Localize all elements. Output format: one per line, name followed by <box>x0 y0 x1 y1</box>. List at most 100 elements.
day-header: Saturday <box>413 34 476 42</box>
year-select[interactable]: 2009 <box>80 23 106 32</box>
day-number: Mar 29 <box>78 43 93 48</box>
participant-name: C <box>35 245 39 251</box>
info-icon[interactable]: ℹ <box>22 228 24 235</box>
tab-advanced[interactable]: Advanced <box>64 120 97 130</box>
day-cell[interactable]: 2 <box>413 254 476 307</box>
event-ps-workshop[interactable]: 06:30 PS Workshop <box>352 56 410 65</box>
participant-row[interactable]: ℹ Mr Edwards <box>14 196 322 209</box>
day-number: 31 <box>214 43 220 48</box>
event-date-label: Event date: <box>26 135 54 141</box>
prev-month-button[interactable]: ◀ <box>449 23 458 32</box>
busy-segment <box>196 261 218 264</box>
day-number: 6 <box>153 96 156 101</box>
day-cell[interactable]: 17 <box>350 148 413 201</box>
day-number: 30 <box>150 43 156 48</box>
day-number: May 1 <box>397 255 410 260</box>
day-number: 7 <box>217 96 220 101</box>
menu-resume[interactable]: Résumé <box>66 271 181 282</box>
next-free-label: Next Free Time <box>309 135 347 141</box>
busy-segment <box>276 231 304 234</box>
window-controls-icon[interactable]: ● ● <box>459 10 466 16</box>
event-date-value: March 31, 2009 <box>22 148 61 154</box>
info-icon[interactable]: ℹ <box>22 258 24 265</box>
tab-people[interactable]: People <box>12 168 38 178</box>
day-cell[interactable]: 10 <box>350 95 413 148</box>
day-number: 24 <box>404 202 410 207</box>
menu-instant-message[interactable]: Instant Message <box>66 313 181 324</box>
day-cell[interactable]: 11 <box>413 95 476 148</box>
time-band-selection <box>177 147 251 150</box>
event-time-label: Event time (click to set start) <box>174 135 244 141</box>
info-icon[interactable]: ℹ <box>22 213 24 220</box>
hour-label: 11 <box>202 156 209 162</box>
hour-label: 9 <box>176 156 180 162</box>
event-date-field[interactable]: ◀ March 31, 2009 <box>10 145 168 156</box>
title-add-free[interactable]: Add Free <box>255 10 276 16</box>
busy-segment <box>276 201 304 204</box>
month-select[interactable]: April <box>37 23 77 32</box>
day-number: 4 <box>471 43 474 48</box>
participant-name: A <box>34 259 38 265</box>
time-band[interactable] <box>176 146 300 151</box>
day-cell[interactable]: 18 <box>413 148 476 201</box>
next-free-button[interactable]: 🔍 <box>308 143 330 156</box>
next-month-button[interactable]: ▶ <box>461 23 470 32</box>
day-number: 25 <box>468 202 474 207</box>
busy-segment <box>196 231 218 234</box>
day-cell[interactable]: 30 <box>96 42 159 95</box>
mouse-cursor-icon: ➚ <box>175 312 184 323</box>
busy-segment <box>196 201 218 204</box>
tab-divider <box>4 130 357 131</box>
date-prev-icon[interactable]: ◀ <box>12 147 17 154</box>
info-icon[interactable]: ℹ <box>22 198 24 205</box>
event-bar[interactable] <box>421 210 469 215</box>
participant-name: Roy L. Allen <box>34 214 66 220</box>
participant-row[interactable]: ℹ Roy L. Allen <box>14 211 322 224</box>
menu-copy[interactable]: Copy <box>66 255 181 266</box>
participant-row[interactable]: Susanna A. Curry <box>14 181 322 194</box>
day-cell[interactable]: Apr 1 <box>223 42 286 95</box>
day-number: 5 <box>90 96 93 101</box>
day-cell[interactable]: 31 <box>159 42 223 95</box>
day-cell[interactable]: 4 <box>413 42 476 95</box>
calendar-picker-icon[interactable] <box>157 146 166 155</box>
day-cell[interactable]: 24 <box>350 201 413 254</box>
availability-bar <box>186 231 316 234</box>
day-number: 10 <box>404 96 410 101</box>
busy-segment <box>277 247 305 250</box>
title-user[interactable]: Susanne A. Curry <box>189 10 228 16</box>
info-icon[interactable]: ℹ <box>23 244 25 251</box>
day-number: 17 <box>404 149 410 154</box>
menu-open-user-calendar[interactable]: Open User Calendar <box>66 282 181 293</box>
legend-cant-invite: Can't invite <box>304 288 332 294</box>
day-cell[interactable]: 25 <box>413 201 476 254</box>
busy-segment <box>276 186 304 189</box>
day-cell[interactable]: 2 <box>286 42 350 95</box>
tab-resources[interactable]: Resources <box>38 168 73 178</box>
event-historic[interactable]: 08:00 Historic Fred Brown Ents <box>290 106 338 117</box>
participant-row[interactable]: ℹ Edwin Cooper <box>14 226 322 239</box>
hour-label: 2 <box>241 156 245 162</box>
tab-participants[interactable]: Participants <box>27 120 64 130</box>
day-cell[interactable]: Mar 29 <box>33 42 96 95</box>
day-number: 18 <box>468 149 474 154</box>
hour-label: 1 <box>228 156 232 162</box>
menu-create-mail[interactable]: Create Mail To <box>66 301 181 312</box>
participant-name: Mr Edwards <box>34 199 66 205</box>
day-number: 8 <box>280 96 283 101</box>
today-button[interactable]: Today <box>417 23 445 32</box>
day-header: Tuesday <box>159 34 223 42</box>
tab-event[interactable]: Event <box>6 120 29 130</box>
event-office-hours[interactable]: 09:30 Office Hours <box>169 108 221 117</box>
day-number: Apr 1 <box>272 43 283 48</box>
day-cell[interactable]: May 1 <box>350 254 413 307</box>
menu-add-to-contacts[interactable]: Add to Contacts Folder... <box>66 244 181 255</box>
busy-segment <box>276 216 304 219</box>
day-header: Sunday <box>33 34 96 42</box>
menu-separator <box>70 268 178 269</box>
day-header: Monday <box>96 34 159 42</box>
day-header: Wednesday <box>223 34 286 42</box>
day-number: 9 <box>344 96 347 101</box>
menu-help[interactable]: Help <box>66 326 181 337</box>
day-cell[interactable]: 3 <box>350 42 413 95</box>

[What the task asks] Rewrite the listing above as a JSON list of strings, with one string for each line and blank lines left out.

[Result]
[
  "Localize all elements. Output format: one per line, name followed by <box>x0 y0 x1 y1</box>. List at most 100 elements.",
  "day-header: Saturday <box>413 34 476 42</box>",
  "year-select[interactable]: 2009 <box>80 23 106 32</box>",
  "day-number: Mar 29 <box>78 43 93 48</box>",
  "participant-name: C <box>35 245 39 251</box>",
  "info-icon[interactable]: ℹ <box>22 228 24 235</box>",
  "tab-advanced[interactable]: Advanced <box>64 120 97 130</box>",
  "day-cell[interactable]: 2 <box>413 254 476 307</box>",
  "event-ps-workshop[interactable]: 06:30 PS Workshop <box>352 56 410 65</box>",
  "participant-row[interactable]: ℹ Mr Edwards <box>14 196 322 209</box>",
  "day-number: 31 <box>214 43 220 48</box>",
  "event-date-label: Event date: <box>26 135 54 141</box>",
  "prev-month-button[interactable]: ◀ <box>449 23 458 32</box>",
  "busy-segment <box>196 261 218 264</box>",
  "day-number: 6 <box>153 96 156 101</box>",
  "day-cell[interactable]: 17 <box>350 148 413 201</box>",
  "day-number: 30 <box>150 43 156 48</box>",
  "day-number: May 1 <box>397 255 410 260</box>",
  "day-number: 7 <box>217 96 220 101</box>",
  "menu-resume[interactable]: Résumé <box>66 271 181 282</box>",
  "next-free-label: Next Free Time <box>309 135 347 141</box>",
  "busy-segment <box>276 231 304 234</box>",
  "window-controls-icon[interactable]: ● ● <box>459 10 466 16</box>",
  "event-date-value: March 31, 2009 <box>22 148 61 154</box>",
  "info-icon[interactable]: ℹ <box>22 258 24 265</box>",
  "tab-people[interactable]: People <box>12 168 38 178</box>",
  "day-cell[interactable]: 10 <box>350 95 413 148</box>",
  "day-number: 24 <box>404 202 410 207</box>",
  "menu-instant-message[interactable]: Instant Message <box>66 313 181 324</box>",
  "day-cell[interactable]: 11 <box>413 95 476 148</box>",
  "time-band-selection <box>177 147 251 150</box>",
  "event-time-label: Event time (click to set start) <box>174 135 244 141</box>",
  "info-icon[interactable]: ℹ <box>22 213 24 220</box>",
  "hour-label: 11 <box>202 156 209 162</box>",
  "hour-label: 9 <box>176 156 180 162</box>",
  "event-date-field[interactable]: ◀ March 31, 2009 <box>10 145 168 156</box>",
  "title-add-free[interactable]: Add Free <box>255 10 276 16</box>",
  "busy-segment <box>276 201 304 204</box>",
  "month-select[interactable]: April <box>37 23 77 32</box>",
  "day-number: 4 <box>471 43 474 48</box>",
  "participant-name: A <box>34 259 38 265</box>",
  "time-band[interactable] <box>176 146 300 151</box>",
  "day-cell[interactable]: 18 <box>413 148 476 201</box>",
  "next-free-button[interactable]: 🔍 <box>308 143 330 156</box>",
  "next-month-button[interactable]: ▶ <box>461 23 470 32</box>",
  "day-number: 25 <box>468 202 474 207</box>",
  "busy-segment <box>196 231 218 234</box>",
  "day-cell[interactable]: 30 <box>96 42 159 95</box>",
  "mouse-cursor-icon: ➚ <box>175 312 184 323</box>",
  "busy-segment <box>196 201 218 204</box>",
  "tab-divider <box>4 130 357 131</box>",
  "date-prev-icon[interactable]: ◀ <box>12 147 17 154</box>",
  "info-icon[interactable]: ℹ <box>22 198 24 205</box>",
  "event-bar[interactable] <box>421 210 469 215</box>",
  "participant-name: Roy L. Allen <box>34 214 66 220</box>",
  "participant-row[interactable]: ℹ Roy L. Allen <box>14 211 322 224</box>",
  "menu-copy[interactable]: Copy <box>66 255 181 266</box>",
  "participant-row[interactable]: Susanna A. Curry <box>14 181 322 194</box>",
  "day-cell[interactable]: Apr 1 <box>223 42 286 95</box>",
  "day-number: 5 <box>90 96 93 101</box>",
  "day-cell[interactable]: 31 <box>159 42 223 95</box>",
  "day-cell[interactable]: 4 <box>413 42 476 95</box>",
  "calendar-picker-icon[interactable] <box>157 146 166 155</box>",
  "day-cell[interactable]: 24 <box>350 201 413 254</box>",
  "availability-bar <box>186 231 316 234</box>",
  "day-number: 10 <box>404 96 410 101</box>",
  "busy-segment <box>277 247 305 250</box>",
  "title-user[interactable]: Susanne A. Curry <box>189 10 228 16</box>",
  "info-icon[interactable]: ℹ <box>23 244 25 251</box>",
  "day-number: 17 <box>404 149 410 154</box>",
  "menu-open-user-calendar[interactable]: Open User Calendar <box>66 282 181 293</box>",
  "legend-cant-invite: Can't invite <box>304 288 332 294</box>",
  "day-cell[interactable]: 25 <box>413 201 476 254</box>",
  "busy-segment <box>276 186 304 189</box>",
  "day-cell[interactable]: 2 <box>286 42 350 95</box>",
  "tab-resources[interactable]: Resources <box>38 168 73 178</box>",
  "event-historic[interactable]: 08:00 Historic Fred Brown Ents <box>290 106 338 117</box>",
  "participant-row[interactable]: ℹ Edwin Cooper <box>14 226 322 239</box>",
  "hour-label: 2 <box>241 156 245 162</box>",
  "tab-participants[interactable]: Participants <box>27 120 64 130</box>",
  "day-cell[interactable]: Mar 29 <box>33 42 96 95</box>",
  "day-number: 18 <box>468 149 474 154</box>",
  "hour-label: 1 <box>228 156 232 162</box>",
  "menu-create-mail[interactable]: Create Mail To <box>66 301 181 312</box>",
  "participant-name: Mr Edwards <box>34 199 66 205</box>",
  "day-number: 8 <box>280 96 283 101</box>",
  "today-button[interactable]: Today <box>417 23 445 32</box>",
  "day-header: Tuesday <box>159 34 223 42</box>",
  "tab-event[interactable]: Event <box>6 120 29 130</box>",
  "event-office-hours[interactable]: 09:30 Office Hours <box>169 108 221 117</box>",
  "day-number: Apr 1 <box>272 43 283 48</box>",
  "day-cell[interactable]: May 1 <box>350 254 413 307</box>",
  "menu-add-to-contacts[interactable]: Add to Contacts Folder... <box>66 244 181 255</box>",
  "busy-segment <box>276 216 304 219</box>",
  "day-header: Sunday <box>33 34 96 42</box>",
  "menu-separator <box>70 268 178 269</box>",
  "day-header: Monday <box>96 34 159 42</box>",
  "day-header: Wednesday <box>223 34 286 42</box>",
  "day-number: 9 <box>344 96 347 101</box>",
  "menu-help[interactable]: Help <box>66 326 181 337</box>",
  "day-cell[interactable]: 3 <box>350 42 413 95</box>"
]